# [RECORD SET]
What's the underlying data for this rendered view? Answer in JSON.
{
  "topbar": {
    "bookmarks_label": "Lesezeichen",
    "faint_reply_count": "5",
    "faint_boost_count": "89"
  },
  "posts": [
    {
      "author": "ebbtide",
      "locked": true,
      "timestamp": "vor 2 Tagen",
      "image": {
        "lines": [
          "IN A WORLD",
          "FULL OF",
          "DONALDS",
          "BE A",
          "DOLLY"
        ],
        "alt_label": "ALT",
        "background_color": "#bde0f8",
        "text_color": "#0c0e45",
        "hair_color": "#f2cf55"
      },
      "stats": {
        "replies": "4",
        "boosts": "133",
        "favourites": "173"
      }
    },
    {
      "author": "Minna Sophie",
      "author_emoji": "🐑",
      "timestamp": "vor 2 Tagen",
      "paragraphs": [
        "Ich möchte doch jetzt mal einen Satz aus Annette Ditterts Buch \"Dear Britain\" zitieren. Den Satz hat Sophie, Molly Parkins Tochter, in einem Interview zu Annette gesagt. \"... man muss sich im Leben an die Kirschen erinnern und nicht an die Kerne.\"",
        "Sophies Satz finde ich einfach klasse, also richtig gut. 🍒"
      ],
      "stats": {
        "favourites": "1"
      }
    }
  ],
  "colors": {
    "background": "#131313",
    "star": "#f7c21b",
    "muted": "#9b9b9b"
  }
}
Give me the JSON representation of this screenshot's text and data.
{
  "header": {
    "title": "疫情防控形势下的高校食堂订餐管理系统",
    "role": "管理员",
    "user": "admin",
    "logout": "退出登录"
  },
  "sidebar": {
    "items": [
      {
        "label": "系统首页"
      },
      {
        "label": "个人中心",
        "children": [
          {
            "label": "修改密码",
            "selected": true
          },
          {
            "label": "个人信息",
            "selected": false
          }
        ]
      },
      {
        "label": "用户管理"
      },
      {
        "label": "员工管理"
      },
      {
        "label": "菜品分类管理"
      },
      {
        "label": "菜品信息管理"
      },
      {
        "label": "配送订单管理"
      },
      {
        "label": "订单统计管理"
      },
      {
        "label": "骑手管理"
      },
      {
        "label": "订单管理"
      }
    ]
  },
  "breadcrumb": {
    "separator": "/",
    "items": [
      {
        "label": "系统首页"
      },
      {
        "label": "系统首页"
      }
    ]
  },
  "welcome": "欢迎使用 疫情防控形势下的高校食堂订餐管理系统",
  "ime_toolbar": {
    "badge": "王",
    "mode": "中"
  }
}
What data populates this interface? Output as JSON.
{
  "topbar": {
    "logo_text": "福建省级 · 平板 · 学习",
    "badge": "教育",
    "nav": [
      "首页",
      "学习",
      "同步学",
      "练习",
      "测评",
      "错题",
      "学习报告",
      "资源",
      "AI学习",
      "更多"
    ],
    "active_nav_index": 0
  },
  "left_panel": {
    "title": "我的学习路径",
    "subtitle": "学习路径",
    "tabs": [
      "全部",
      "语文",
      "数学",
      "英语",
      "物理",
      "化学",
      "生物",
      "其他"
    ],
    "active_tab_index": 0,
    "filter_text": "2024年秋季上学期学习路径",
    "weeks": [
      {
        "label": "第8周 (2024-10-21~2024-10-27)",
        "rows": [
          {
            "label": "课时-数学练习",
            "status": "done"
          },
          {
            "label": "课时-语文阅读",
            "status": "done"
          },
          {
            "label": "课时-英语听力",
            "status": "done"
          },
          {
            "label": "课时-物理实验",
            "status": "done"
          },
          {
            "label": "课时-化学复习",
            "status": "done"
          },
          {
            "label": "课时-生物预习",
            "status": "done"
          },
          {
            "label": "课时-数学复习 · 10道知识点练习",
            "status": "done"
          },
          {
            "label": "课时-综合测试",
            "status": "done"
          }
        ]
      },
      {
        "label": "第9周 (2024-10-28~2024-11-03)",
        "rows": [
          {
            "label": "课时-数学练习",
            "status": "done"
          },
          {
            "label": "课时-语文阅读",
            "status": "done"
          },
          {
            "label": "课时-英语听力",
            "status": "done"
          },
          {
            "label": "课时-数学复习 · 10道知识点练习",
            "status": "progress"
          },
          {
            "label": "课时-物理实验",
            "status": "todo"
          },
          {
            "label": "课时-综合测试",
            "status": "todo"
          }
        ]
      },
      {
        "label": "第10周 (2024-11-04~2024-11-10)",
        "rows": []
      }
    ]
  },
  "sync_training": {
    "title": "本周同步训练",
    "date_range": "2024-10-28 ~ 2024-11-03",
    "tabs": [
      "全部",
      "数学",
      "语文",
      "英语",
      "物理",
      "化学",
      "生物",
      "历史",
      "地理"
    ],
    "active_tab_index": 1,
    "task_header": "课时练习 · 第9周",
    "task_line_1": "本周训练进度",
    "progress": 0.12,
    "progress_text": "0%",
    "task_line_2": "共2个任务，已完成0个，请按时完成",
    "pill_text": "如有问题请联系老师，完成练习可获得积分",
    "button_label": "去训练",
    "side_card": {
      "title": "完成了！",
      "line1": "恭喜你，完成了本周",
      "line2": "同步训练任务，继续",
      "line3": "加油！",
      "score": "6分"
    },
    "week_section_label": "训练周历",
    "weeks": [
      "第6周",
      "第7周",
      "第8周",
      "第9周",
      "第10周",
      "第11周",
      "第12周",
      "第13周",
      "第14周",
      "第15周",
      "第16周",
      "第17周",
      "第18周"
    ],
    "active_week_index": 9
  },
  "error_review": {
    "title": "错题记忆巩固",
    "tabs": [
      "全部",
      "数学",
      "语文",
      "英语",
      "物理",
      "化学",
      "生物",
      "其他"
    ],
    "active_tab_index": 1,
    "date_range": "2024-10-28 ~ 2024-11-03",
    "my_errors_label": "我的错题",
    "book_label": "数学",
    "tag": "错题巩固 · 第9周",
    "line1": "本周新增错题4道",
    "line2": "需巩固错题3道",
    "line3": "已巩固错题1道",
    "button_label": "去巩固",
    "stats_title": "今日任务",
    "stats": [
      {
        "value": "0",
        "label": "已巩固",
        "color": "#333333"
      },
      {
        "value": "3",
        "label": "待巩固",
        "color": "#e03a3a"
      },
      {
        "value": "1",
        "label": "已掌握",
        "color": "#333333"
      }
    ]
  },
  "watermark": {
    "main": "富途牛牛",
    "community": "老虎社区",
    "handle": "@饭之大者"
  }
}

# [DO THIS]
Your answer should be one number: how many lines of the listing include the word "疫情防控形势下的高校食堂订餐管理系统".

# [CORRECT OUTPUT]
2